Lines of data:
§ §

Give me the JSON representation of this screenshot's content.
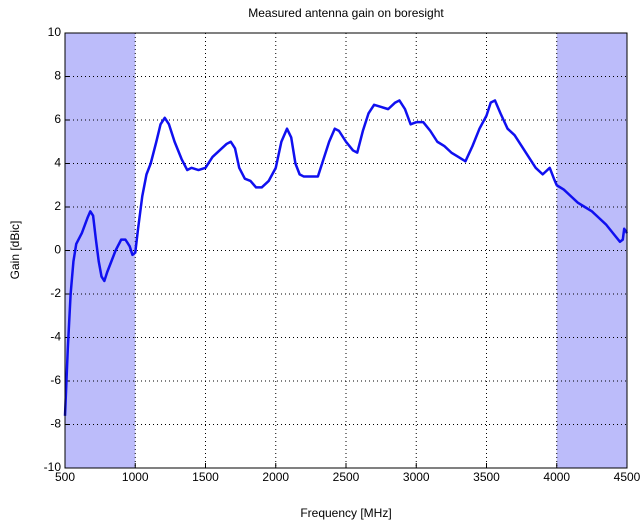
{
  "chart_data": {
    "type": "line",
    "title": "Measured antenna gain on boresight",
    "x_label": "Frequency [MHz]",
    "y_label": "Gain [dBic]",
    "x": [
      500,
      520,
      540,
      560,
      580,
      620,
      660,
      680,
      700,
      720,
      740,
      760,
      780,
      800,
      830,
      860,
      900,
      930,
      960,
      980,
      1000,
      1020,
      1050,
      1080,
      1110,
      1150,
      1180,
      1210,
      1240,
      1280,
      1330,
      1370,
      1400,
      1450,
      1500,
      1550,
      1600,
      1650,
      1680,
      1710,
      1740,
      1780,
      1820,
      1860,
      1900,
      1950,
      2000,
      2040,
      2080,
      2110,
      2140,
      2170,
      2200,
      2250,
      2300,
      2340,
      2380,
      2420,
      2450,
      2500,
      2550,
      2580,
      2620,
      2660,
      2700,
      2750,
      2800,
      2850,
      2880,
      2920,
      2960,
      3000,
      3050,
      3100,
      3150,
      3200,
      3250,
      3300,
      3350,
      3400,
      3450,
      3500,
      3530,
      3560,
      3600,
      3650,
      3700,
      3750,
      3800,
      3850,
      3900,
      3950,
      3980,
      4000,
      4050,
      4100,
      4150,
      4200,
      4250,
      4300,
      4350,
      4400,
      4450,
      4470,
      4480,
      4500
    ],
    "values": [
      -7.6,
      -4.5,
      -2,
      -0.5,
      0.3,
      0.8,
      1.5,
      1.8,
      1.6,
      0.5,
      -0.5,
      -1.2,
      -1.4,
      -1.0,
      -0.5,
      0.0,
      0.5,
      0.5,
      0.2,
      -0.2,
      -0.1,
      1.0,
      2.5,
      3.5,
      4.0,
      5.0,
      5.8,
      6.1,
      5.8,
      5.0,
      4.2,
      3.7,
      3.8,
      3.7,
      3.8,
      4.3,
      4.6,
      4.9,
      5.0,
      4.7,
      3.8,
      3.3,
      3.2,
      2.9,
      2.9,
      3.2,
      3.8,
      5.0,
      5.6,
      5.2,
      4.0,
      3.5,
      3.4,
      3.4,
      3.4,
      4.2,
      5.0,
      5.6,
      5.5,
      5.0,
      4.6,
      4.5,
      5.5,
      6.3,
      6.7,
      6.6,
      6.5,
      6.8,
      6.9,
      6.5,
      5.8,
      5.9,
      5.9,
      5.5,
      5.0,
      4.8,
      4.5,
      4.3,
      4.1,
      4.8,
      5.6,
      6.2,
      6.8,
      6.9,
      6.3,
      5.6,
      5.3,
      4.8,
      4.3,
      3.8,
      3.5,
      3.8,
      3.3,
      3.0,
      2.8,
      2.5,
      2.2,
      2.0,
      1.8,
      1.5,
      1.2,
      0.8,
      0.4,
      0.5,
      1.0,
      0.8
    ],
    "color": "#1010f0",
    "shaded_regions": [
      [
        500,
        1000
      ],
      [
        4000,
        4500
      ]
    ],
    "shade_color": "#bcbcfa",
    "xlim": [
      500,
      4500
    ],
    "xticks": [
      500,
      1000,
      1500,
      2000,
      2500,
      3000,
      3500,
      4000,
      4500
    ],
    "ylim": [
      -10,
      10
    ],
    "yticks": [
      -10,
      -8,
      -6,
      -4,
      -2,
      0,
      2,
      4,
      6,
      8,
      10
    ],
    "grid": true
  }
}
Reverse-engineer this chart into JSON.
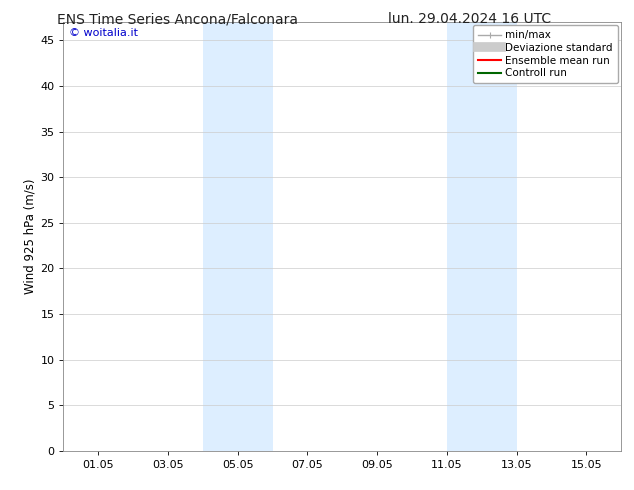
{
  "title_left": "ENS Time Series Ancona/Falconara",
  "title_right": "lun. 29.04.2024 16 UTC",
  "ylabel": "Wind 925 hPa (m/s)",
  "watermark": "© woitalia.it",
  "watermark_color": "#0000cc",
  "ylim": [
    0,
    47
  ],
  "yticks": [
    0,
    5,
    10,
    15,
    20,
    25,
    30,
    35,
    40,
    45
  ],
  "xtick_labels": [
    "01.05",
    "03.05",
    "05.05",
    "07.05",
    "09.05",
    "11.05",
    "13.05",
    "15.05"
  ],
  "xtick_positions": [
    1,
    3,
    5,
    7,
    9,
    11,
    13,
    15
  ],
  "xmin": 0,
  "xmax": 16,
  "shaded_regions": [
    {
      "xmin": 4.0,
      "xmax": 6.0,
      "color": "#ddeeff"
    },
    {
      "xmin": 11.0,
      "xmax": 13.0,
      "color": "#ddeeff"
    }
  ],
  "legend_items": [
    {
      "label": "min/max",
      "color": "#aaaaaa",
      "lw": 1.0
    },
    {
      "label": "Deviazione standard",
      "color": "#cccccc",
      "lw": 7
    },
    {
      "label": "Ensemble mean run",
      "color": "#ff0000",
      "lw": 1.5
    },
    {
      "label": "Controll run",
      "color": "#006600",
      "lw": 1.5
    }
  ],
  "bg_color": "#ffffff",
  "grid_color": "#cccccc",
  "title_fontsize": 10,
  "tick_fontsize": 8,
  "ylabel_fontsize": 8.5,
  "watermark_fontsize": 8,
  "legend_fontsize": 7.5
}
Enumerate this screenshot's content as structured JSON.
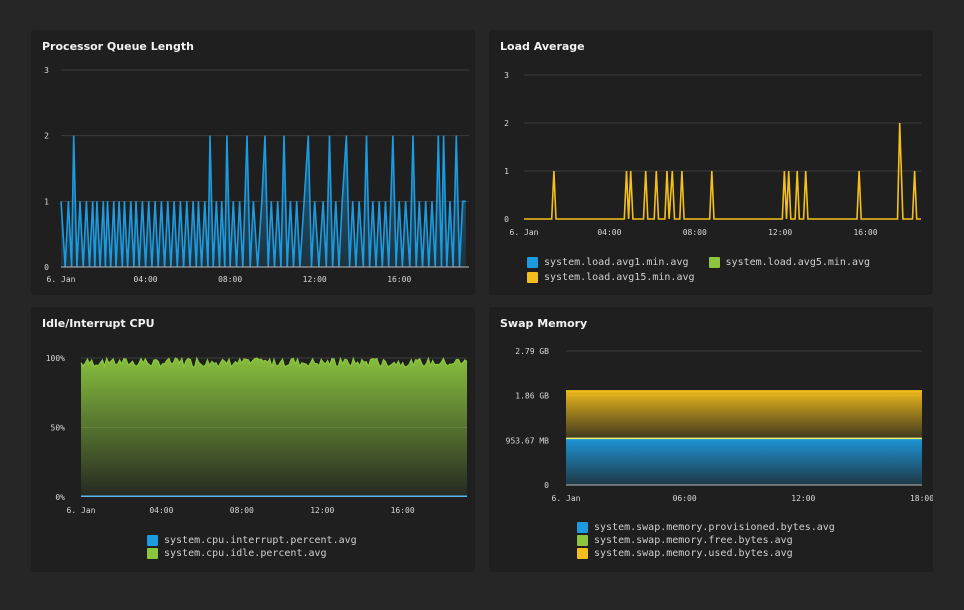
{
  "colors": {
    "blue": "#1d9be0",
    "green": "#8cc63f",
    "yellow": "#f4bf1c",
    "grid": "#3c3c3c"
  },
  "panels": {
    "queue": {
      "title": "Processor Queue Length"
    },
    "load": {
      "title": "Load Average"
    },
    "cpu": {
      "title": "Idle/Interrupt CPU"
    },
    "swap": {
      "title": "Swap Memory"
    }
  },
  "chart_data": [
    {
      "id": "queue",
      "type": "area",
      "title": "Processor Queue Length",
      "x_ticks": [
        "6. Jan",
        "04:00",
        "08:00",
        "12:00",
        "16:00"
      ],
      "y_ticks": [
        "0",
        "1",
        "2",
        "3"
      ],
      "ylim": [
        0,
        3
      ],
      "x_range_hours": [
        0,
        19.3
      ],
      "grid": true,
      "series": [
        {
          "color": "#1d9be0",
          "points": [
            [
              0,
              1
            ],
            [
              0.2,
              0
            ],
            [
              0.35,
              1
            ],
            [
              0.5,
              0
            ],
            [
              0.6,
              2
            ],
            [
              0.75,
              0
            ],
            [
              0.9,
              1
            ],
            [
              1.05,
              0
            ],
            [
              1.2,
              1
            ],
            [
              1.35,
              0
            ],
            [
              1.5,
              1
            ],
            [
              1.6,
              0
            ],
            [
              1.7,
              1
            ],
            [
              1.85,
              0
            ],
            [
              2.0,
              1
            ],
            [
              2.1,
              0
            ],
            [
              2.2,
              1
            ],
            [
              2.35,
              0
            ],
            [
              2.5,
              1
            ],
            [
              2.6,
              0
            ],
            [
              2.75,
              1
            ],
            [
              2.9,
              0
            ],
            [
              3.0,
              1
            ],
            [
              3.15,
              0
            ],
            [
              3.3,
              1
            ],
            [
              3.45,
              0
            ],
            [
              3.55,
              1
            ],
            [
              3.7,
              0
            ],
            [
              3.85,
              1
            ],
            [
              4.0,
              0
            ],
            [
              4.15,
              1
            ],
            [
              4.3,
              0
            ],
            [
              4.45,
              1
            ],
            [
              4.6,
              0
            ],
            [
              4.75,
              1
            ],
            [
              4.9,
              0
            ],
            [
              5.05,
              1
            ],
            [
              5.2,
              0
            ],
            [
              5.35,
              1
            ],
            [
              5.5,
              0
            ],
            [
              5.65,
              1
            ],
            [
              5.8,
              0
            ],
            [
              5.95,
              1
            ],
            [
              6.1,
              0
            ],
            [
              6.25,
              1
            ],
            [
              6.4,
              0
            ],
            [
              6.5,
              1
            ],
            [
              6.65,
              0
            ],
            [
              6.8,
              1
            ],
            [
              6.95,
              0
            ],
            [
              7.05,
              2
            ],
            [
              7.2,
              0
            ],
            [
              7.35,
              1
            ],
            [
              7.5,
              0
            ],
            [
              7.6,
              1
            ],
            [
              7.75,
              0
            ],
            [
              7.85,
              2
            ],
            [
              8.0,
              0
            ],
            [
              8.15,
              1
            ],
            [
              8.3,
              0
            ],
            [
              8.45,
              1
            ],
            [
              8.6,
              0
            ],
            [
              8.8,
              2
            ],
            [
              8.95,
              0
            ],
            [
              9.1,
              1
            ],
            [
              9.3,
              0
            ],
            [
              9.5,
              1
            ],
            [
              9.65,
              2
            ],
            [
              9.8,
              0
            ],
            [
              9.95,
              1
            ],
            [
              10.1,
              0
            ],
            [
              10.25,
              1
            ],
            [
              10.4,
              0
            ],
            [
              10.55,
              2
            ],
            [
              10.7,
              0
            ],
            [
              10.85,
              1
            ],
            [
              11.0,
              0
            ],
            [
              11.15,
              1
            ],
            [
              11.3,
              0
            ],
            [
              11.5,
              1
            ],
            [
              11.7,
              2
            ],
            [
              11.85,
              0
            ],
            [
              12.0,
              1
            ],
            [
              12.2,
              0
            ],
            [
              12.4,
              1
            ],
            [
              12.55,
              0
            ],
            [
              12.7,
              2
            ],
            [
              12.85,
              0
            ],
            [
              13.0,
              1
            ],
            [
              13.15,
              0
            ],
            [
              13.3,
              1
            ],
            [
              13.5,
              2
            ],
            [
              13.65,
              0
            ],
            [
              13.8,
              1
            ],
            [
              13.95,
              0
            ],
            [
              14.1,
              1
            ],
            [
              14.3,
              0
            ],
            [
              14.45,
              2
            ],
            [
              14.6,
              0
            ],
            [
              14.75,
              1
            ],
            [
              14.9,
              0
            ],
            [
              15.05,
              1
            ],
            [
              15.2,
              0
            ],
            [
              15.35,
              1
            ],
            [
              15.5,
              0
            ],
            [
              15.7,
              2
            ],
            [
              15.85,
              0
            ],
            [
              16.0,
              1
            ],
            [
              16.15,
              0
            ],
            [
              16.3,
              1
            ],
            [
              16.5,
              0
            ],
            [
              16.65,
              2
            ],
            [
              16.8,
              0
            ],
            [
              16.95,
              1
            ],
            [
              17.1,
              0
            ],
            [
              17.25,
              1
            ],
            [
              17.4,
              0
            ],
            [
              17.55,
              1
            ],
            [
              17.7,
              0
            ],
            [
              17.85,
              2
            ],
            [
              18.0,
              0
            ],
            [
              18.1,
              2
            ],
            [
              18.25,
              0
            ],
            [
              18.4,
              1
            ],
            [
              18.55,
              0
            ],
            [
              18.7,
              2
            ],
            [
              18.85,
              0
            ],
            [
              19.0,
              1
            ],
            [
              19.15,
              1
            ]
          ]
        }
      ]
    },
    {
      "id": "load",
      "type": "line",
      "title": "Load Average",
      "x_ticks": [
        "6. Jan",
        "04:00",
        "08:00",
        "12:00",
        "16:00"
      ],
      "y_ticks": [
        "0",
        "1",
        "2",
        "3"
      ],
      "ylim": [
        0,
        3
      ],
      "x_range_hours": [
        0,
        18.6
      ],
      "grid": true,
      "legend_position": "bottom",
      "series": [
        {
          "name": "system.load.avg1.min.avg",
          "color": "#1d9be0",
          "points": []
        },
        {
          "name": "system.load.avg5.min.avg",
          "color": "#8cc63f",
          "points": []
        },
        {
          "name": "system.load.avg15.min.avg",
          "color": "#f4bf1c",
          "points": [
            [
              0,
              0
            ],
            [
              1.3,
              0
            ],
            [
              1.4,
              1
            ],
            [
              1.5,
              0
            ],
            [
              4.7,
              0
            ],
            [
              4.8,
              1
            ],
            [
              4.9,
              0
            ],
            [
              5.0,
              1
            ],
            [
              5.1,
              0
            ],
            [
              5.6,
              0
            ],
            [
              5.7,
              1
            ],
            [
              5.8,
              0
            ],
            [
              6.1,
              0
            ],
            [
              6.2,
              1
            ],
            [
              6.3,
              0
            ],
            [
              6.6,
              0
            ],
            [
              6.7,
              1
            ],
            [
              6.8,
              0
            ],
            [
              6.95,
              1
            ],
            [
              7.05,
              0
            ],
            [
              7.3,
              0
            ],
            [
              7.4,
              1
            ],
            [
              7.5,
              0
            ],
            [
              8.7,
              0
            ],
            [
              8.8,
              1
            ],
            [
              8.9,
              0
            ],
            [
              12.1,
              0
            ],
            [
              12.2,
              1
            ],
            [
              12.3,
              0
            ],
            [
              12.4,
              1
            ],
            [
              12.5,
              0
            ],
            [
              12.7,
              0
            ],
            [
              12.8,
              1
            ],
            [
              12.9,
              0
            ],
            [
              13.1,
              0
            ],
            [
              13.2,
              1
            ],
            [
              13.3,
              0
            ],
            [
              15.6,
              0
            ],
            [
              15.7,
              1
            ],
            [
              15.8,
              0
            ],
            [
              17.5,
              0
            ],
            [
              17.6,
              2
            ],
            [
              17.75,
              0
            ],
            [
              18.2,
              0
            ],
            [
              18.3,
              1
            ],
            [
              18.4,
              0
            ],
            [
              18.6,
              0
            ]
          ]
        }
      ]
    },
    {
      "id": "cpu",
      "type": "area",
      "title": "Idle/Interrupt CPU",
      "x_ticks": [
        "6. Jan",
        "04:00",
        "08:00",
        "12:00",
        "16:00"
      ],
      "y_ticks": [
        "0%",
        "50%",
        "100%"
      ],
      "ylim": [
        0,
        100
      ],
      "x_range_hours": [
        0,
        19.2
      ],
      "grid": true,
      "legend_position": "bottom",
      "series": [
        {
          "name": "system.cpu.interrupt.percent.avg",
          "color": "#1d9be0",
          "values": "constant",
          "value": 0.5
        },
        {
          "name": "system.cpu.idle.percent.avg",
          "color": "#8cc63f",
          "value_range": [
            88,
            100
          ]
        }
      ]
    },
    {
      "id": "swap",
      "type": "area",
      "title": "Swap Memory",
      "x_ticks": [
        "6. Jan",
        "06:00",
        "12:00",
        "18:00"
      ],
      "y_ticks": [
        "0",
        "953.67 MB",
        "1.86 GB",
        "2.79 GB"
      ],
      "ylim": [
        0,
        2.79
      ],
      "y_unit": "GB",
      "x_range_hours": [
        0,
        18
      ],
      "grid": true,
      "legend_position": "bottom",
      "series": [
        {
          "name": "system.swap.memory.provisioned.bytes.avg",
          "color": "#1d9be0",
          "value": 0.97
        },
        {
          "name": "system.swap.memory.free.bytes.avg",
          "color": "#8cc63f",
          "value": 0.97
        },
        {
          "name": "system.swap.memory.used.bytes.avg",
          "color": "#f4bf1c",
          "value": 1.96
        }
      ]
    }
  ]
}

§ §

▶ [Aim]: Return nothing except the number of lines that include the string "Processor".

▶ [In response]: 2